● **Dataset entries**:
-- START --

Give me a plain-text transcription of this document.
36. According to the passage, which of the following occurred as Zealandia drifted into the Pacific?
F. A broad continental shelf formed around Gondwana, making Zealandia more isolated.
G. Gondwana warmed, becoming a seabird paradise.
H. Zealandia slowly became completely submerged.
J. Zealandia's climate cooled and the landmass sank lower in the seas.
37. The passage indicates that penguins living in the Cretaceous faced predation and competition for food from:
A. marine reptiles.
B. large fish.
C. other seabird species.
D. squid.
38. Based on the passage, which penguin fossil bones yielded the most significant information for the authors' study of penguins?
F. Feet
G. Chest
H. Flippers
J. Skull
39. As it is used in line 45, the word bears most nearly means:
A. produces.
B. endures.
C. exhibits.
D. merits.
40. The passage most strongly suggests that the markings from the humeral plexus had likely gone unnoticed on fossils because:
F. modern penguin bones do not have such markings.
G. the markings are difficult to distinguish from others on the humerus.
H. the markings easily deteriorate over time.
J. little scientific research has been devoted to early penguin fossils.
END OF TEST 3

-- END --

● **Task statement**:
Copy out the full material exactly as it appears.

● **Completed exercise**:
Give me a plain-text transcription of this document.
36. According to the passage, which of the following occurred as Zealandia drifted into the Pacific?
F. A broad continental shelf formed around Gondwana, making Zealandia more isolated.
G. Gondwana warmed, becoming a seabird paradise.
H. Zealandia slowly became completely submerged.
J. Zealandia's climate cooled and the landmass sank lower in the seas.
37. The passage indicates that penguins living in the Cretaceous faced predation and competition for food from:
A. marine reptiles.
B. large fish.
C. other seabird species.
D. squid.
38. Based on the passage, which penguin fossil bones yielded the most significant information for the authors' study of penguins?
F. Feet
G. Chest
H. Flippers
J. Skull
39. As it is used in line 45, the word bears most nearly means:
A. produces.
B. endures.
C. exhibits.
D. merits.
40. The passage most strongly suggests that the markings from the humeral plexus had likely gone unnoticed on fossils because:
F. modern penguin bones do not have such markings.
G. the markings are difficult to distinguish from others on the humerus.
H. the markings easily deteriorate over time.
J. little scientific research has been devoted to early penguin fossils.
END OF TEST 3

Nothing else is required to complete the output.